*Trecho citado:*
Veja como foram essas verbas nos últimos anos, segundo o Portal da Transparência da União, em bilhões de reais: Transposição Em vídeo durante a campanha para o segundo turno, feita primordialmente pelas redes sociais, Bolsonaro prometeu concluir as obras da transposição do rio São Francisco. “No governo, caso nós cheguemos lá, minha ideia é não fazer nenhuma obra nova.

Vamos concluir as antigas.

E essa (a transposição) a gente nem discute a sua importância. É vital para vocês do Nordeste que essa obra seja concluída”, afirmou.

A obra foi iniciada há 11 anos, ainda no governo Lula (PT).

No ano passado, com a entrega do eixo leste, entre Pernambuco e Paraíba, houve uma disputa pela paternidade da transposição.

O trecho foi inaugurado por Temer, palco de um ato com Lula e Dilma Rousseff (PT) e foi objeto para Geraldo Alckmin (PSDB) tentar se aproximar do Nordeste, ao ceder equipamentos da Sabesp, a Companhia de Saneamento Básico do Estado de São Paulo.

[Dados coletados]
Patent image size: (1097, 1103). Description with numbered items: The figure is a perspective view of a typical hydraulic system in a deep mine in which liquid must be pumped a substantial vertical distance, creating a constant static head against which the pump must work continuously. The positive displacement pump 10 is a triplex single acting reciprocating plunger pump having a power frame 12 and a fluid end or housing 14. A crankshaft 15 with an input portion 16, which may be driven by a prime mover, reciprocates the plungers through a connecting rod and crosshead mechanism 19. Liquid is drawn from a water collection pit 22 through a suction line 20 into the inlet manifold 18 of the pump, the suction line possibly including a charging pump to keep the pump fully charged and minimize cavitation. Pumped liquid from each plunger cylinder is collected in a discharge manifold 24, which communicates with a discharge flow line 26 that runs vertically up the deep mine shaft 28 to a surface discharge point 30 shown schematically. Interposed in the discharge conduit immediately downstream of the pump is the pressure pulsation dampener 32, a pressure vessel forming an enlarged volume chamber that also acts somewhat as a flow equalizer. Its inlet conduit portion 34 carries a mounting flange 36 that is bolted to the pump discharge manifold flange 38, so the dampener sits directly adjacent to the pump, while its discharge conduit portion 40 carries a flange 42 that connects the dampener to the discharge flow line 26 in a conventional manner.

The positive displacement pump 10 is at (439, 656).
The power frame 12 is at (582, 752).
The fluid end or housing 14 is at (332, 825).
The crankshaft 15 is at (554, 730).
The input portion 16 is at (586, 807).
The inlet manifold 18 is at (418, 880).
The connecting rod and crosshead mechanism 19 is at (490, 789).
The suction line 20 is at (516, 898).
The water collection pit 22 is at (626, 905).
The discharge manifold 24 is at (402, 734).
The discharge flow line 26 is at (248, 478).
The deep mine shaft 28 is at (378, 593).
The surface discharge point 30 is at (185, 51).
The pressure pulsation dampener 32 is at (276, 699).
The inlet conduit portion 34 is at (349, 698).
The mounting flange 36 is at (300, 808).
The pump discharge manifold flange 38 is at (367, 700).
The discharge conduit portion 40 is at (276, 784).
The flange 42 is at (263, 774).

*O que fazer:*
1. Segundo o trecho sobre a transposição do rio São Francisco, há quantos anos a obra foi iniciada?
2. Prossiga o trecho sobre a transposição do rio São Francisco a partir do ponto em que ele termina.
Os dados não interferem nesta atividade.

*Respostas esperadas:*
1. Há 11 anos, ainda no governo Lula (PT).

2.
O eixo norte, o maior, que chega também ao Rio Grande do Norte e ao Ceará e segue inconcluso, estava com as obras paradas e, em 2017, ao assumir a presidência interinamente por causa de uma viagem de Temer, o presidente da Câmara, Rodrigo Maia (DEM-RJ), assinou a ordem de serviço para a retomada da construção.

Hoje, segundo o site do Ministério da Integração Nacional, o trecho tem 95% concluídos.

Foto: Beto Barata/Presidência da República Além disso, os quatro Estados têm obras complementares que sequer começaram. É o caso do Ramal do Agreste, em Pernambuco, necessária para que a transposição atenda, da forma que foi planejada, essa região do Estado.

Sem previsão do ramal sair, foram planejadas alternativas para levar água para a primeira fase da Adutora do Agreste, mas a previsão é de que adutora opere inicialmente com apenas 20% do volume.

Ao prometer entregar a transposição, Bolsonaro acenava para a região, onde perdeu para Fernando Haddad (PT) em todos os estados no primeiro turno - apenas no Ceará, ambos foram derrotados por Ciro Gomes (PDT).

Segunda maior região do País, com 39 milhões de eleitores, o Nordeste foi decisivo para a definição de segundo turno.

Segundo levantamento feito pelo JC, a palavra “Nordeste” aparece quatro vezes, num mesmo parágrafo, se referindo a uma nova matriz de energia limpa e renovável, que terá como matéria-prima os ventos e o sol.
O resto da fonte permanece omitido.